**WHAT IS BEING ASKED**
Rewrite every line of the entries below as a numbered list, omitting the blank lines.
[Begin INPUT RECORDS]
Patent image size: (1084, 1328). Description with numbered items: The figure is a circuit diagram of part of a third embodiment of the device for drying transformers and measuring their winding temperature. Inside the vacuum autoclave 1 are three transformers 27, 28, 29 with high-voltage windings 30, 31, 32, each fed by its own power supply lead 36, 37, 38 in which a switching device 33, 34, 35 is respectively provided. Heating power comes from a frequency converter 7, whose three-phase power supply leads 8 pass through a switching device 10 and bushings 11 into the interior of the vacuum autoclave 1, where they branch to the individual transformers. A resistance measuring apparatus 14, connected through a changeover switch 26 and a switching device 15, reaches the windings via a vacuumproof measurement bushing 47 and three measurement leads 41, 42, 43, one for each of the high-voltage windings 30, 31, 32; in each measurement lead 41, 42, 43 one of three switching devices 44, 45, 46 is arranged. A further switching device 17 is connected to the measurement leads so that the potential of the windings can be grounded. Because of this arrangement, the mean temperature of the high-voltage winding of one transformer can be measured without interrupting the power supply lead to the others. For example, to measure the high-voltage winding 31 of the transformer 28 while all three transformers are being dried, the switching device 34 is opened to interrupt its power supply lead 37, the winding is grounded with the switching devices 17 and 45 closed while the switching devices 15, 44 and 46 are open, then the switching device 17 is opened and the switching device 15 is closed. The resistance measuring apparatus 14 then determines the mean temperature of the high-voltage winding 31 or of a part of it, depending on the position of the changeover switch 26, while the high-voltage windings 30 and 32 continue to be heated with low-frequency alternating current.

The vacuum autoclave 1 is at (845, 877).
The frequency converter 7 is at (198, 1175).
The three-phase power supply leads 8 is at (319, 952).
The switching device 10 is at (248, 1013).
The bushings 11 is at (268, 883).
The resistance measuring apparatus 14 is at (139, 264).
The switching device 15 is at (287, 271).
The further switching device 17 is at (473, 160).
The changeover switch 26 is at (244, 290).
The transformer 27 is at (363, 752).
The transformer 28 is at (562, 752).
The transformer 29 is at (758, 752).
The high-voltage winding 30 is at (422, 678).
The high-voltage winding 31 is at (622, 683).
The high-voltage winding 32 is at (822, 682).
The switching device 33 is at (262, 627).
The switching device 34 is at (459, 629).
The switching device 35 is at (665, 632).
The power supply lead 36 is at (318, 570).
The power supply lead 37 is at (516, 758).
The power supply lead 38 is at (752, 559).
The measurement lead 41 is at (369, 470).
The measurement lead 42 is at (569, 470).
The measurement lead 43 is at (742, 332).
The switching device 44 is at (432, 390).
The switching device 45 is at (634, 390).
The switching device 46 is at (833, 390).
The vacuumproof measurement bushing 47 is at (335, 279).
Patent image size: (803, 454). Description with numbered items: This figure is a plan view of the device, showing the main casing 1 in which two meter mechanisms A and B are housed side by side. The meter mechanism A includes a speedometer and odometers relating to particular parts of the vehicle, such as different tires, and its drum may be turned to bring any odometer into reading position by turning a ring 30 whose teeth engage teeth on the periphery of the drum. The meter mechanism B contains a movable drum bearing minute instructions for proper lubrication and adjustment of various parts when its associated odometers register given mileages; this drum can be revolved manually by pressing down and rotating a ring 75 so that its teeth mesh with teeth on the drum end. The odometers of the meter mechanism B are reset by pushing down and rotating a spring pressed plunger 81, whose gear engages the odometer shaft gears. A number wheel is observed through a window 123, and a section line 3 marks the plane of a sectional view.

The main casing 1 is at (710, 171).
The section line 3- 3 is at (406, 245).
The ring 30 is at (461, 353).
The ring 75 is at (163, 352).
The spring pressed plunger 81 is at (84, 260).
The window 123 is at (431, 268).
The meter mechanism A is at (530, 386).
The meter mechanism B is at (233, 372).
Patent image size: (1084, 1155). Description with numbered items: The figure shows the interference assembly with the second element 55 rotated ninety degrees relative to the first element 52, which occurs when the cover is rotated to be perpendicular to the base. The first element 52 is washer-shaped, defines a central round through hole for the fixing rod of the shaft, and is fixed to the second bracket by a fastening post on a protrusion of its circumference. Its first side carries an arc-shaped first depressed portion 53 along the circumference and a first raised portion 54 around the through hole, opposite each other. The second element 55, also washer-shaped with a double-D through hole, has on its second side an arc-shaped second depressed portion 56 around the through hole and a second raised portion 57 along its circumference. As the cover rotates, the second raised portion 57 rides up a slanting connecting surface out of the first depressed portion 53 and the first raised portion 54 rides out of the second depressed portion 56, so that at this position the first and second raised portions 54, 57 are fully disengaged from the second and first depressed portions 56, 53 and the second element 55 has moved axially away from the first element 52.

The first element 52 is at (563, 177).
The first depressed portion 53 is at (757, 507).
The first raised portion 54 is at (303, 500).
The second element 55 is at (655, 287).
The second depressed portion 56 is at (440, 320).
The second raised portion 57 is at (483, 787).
[End INPUT RECORDS]
**ANSWER BELOW**
1. Patent image size: (1084, 1328). Description with numbered items: The figure is a circuit diagram of part of a third embodiment of the device for drying transformers and measuring their winding temperature. Inside the vacuum autoclave 1 are three transformers 27, 28, 29 with high-voltage windings 30, 31, 32, each fed by its own power supply lead 36, 37, 38 in which a switching device 33, 34, 35 is respectively provided. Heating power comes from a frequency converter 7, whose three-phase power supply leads 8 pass through a switching device 10 and bushings 11 into the interior of the vacuum autoclave 1, where they branch to the individual transformers. A resistance measuring apparatus 14, connected through a changeover switch 26 and a switching device 15, reaches the windings via a vacuumproof measurement bushing 47 and three measurement leads 41, 42, 43, one for each of the high-voltage windings 30, 31, 32; in each measurement lead 41, 42, 43 one of three switching devices 44, 45, 46 is arranged. A further switching device 17 is connected to the measurement leads so that the potential of the windings can be grounded. Because of this arrangement, the mean temperature of the high-voltage winding of one transformer can be measured without interrupting the power supply lead to the others. For example, to measure the high-voltage winding 31 of the transformer 28 while all three transformers are being dried, the switching device 34 is opened to interrupt its power supply lead 37, the winding is grounded with the switching devices 17 and 45 closed while the switching devices 15, 44 and 46 are open, then the switching device 17 is opened and the switching device 15 is closed. The resistance measuring apparatus 14 then determines the mean temperature of the high-voltage winding 31 or of a part of it, depending on the position of the changeover switch 26, while the high-voltage windings 30 and 32 continue to be heated with low-frequency alternating current.
2. The vacuum autoclave 1 is at (845, 877).
3. The frequency converter 7 is at (198, 1175).
4. The three-phase power supply leads 8 is at (319, 952).
5. The switching device 10 is at (248, 1013).
6. The bushings 11 is at (268, 883).
7. The resistance measuring apparatus 14 is at (139, 264).
8. The switching device 15 is at (287, 271).
9. The further switching device 17 is at (473, 160).
10. The changeover switch 26 is at (244, 290).
11. The transformer 27 is at (363, 752).
12. The transformer 28 is at (562, 752).
13. The transformer 29 is at (758, 752).
14. The high-voltage winding 30 is at (422, 678).
15. The high-voltage winding 31 is at (622, 683).
16. The high-voltage winding 32 is at (822, 682).
17. The switching device 33 is at (262, 627).
18. The switching device 34 is at (459, 629).
19. The switching device 35 is at (665, 632).
20. The power supply lead 36 is at (318, 570).
21. The power supply lead 37 is at (516, 758).
22. The power supply lead 38 is at (752, 559).
23. The measurement lead 41 is at (369, 470).
24. The measurement lead 42 is at (569, 470).
25. The measurement lead 43 is at (742, 332).
26. The switching device 44 is at (432, 390).
27. The switching device 45 is at (634, 390).
28. The switching device 46 is at (833, 390).
29. The vacuumproof measurement bushing 47 is at (335, 279).
30. Patent image size: (803, 454). Description with numbered items: This figure is a plan view of the device, showing the main casing 1 in which two meter mechanisms A and B are housed side by side. The meter mechanism A includes a speedometer and odometers relating to particular parts of the vehicle, such as different tires, and its drum may be turned to bring any odometer into reading position by turning a ring 30 whose teeth engage teeth on the periphery of the drum. The meter mechanism B contains a movable drum bearing minute instructions for proper lubrication and adjustment of various parts when its associated odometers register given mileages; this drum can be revolved manually by pressing down and rotating a ring 75 so that its teeth mesh with teeth on the drum end. The odometers of the meter mechanism B are reset by pushing down and rotating a spring pressed plunger 81, whose gear engages the odometer shaft gears. A number wheel is observed through a window 123, and a section line 3 marks the plane of a sectional view.
31. The main casing 1 is at (710, 171).
32. The section line 3- 3 is at (406, 245).
33. The ring 30 is at (461, 353).
34. The ring 75 is at (163, 352).
35. The spring pressed plunger 81 is at (84, 260).
36. The window 123 is at (431, 268).
37. The meter mechanism A is at (530, 386).
38. The meter mechanism B is at (233, 372).
39. Patent image size: (1084, 1155). Description with numbered items: The figure shows the interference assembly with the second element 55 rotated ninety degrees relative to the first element 52, which occurs when the cover is rotated to be perpendicular to the base. The first element 52 is washer-shaped, defines a central round through hole for the fixing rod of the shaft, and is fixed to the second bracket by a fastening post on a protrusion of its circumference. Its first side carries an arc-shaped first depressed portion 53 along the circumference and a first raised portion 54 around the through hole, opposite each other. The second element 55, also washer-shaped with a double-D through hole, has on its second side an arc-shaped second depressed portion 56 around the through hole and a second raised portion 57 along its circumference. As the cover rotates, the second raised portion 57 rides up a slanting connecting surface out of the first depressed portion 53 and the first raised portion 54 rides out of the second depressed portion 56, so that at this position the first and second raised portions 54, 57 are fully disengaged from the second and first depressed portions 56, 53 and the second element 55 has moved axially away from the first element 52.
40. The first element 52 is at (563, 177).
41. The first depressed portion 53 is at (757, 507).
42. The first raised portion 54 is at (303, 500).
43. The second element 55 is at (655, 287).
44. The second depressed portion 56 is at (440, 320).
45. The second raised portion 57 is at (483, 787).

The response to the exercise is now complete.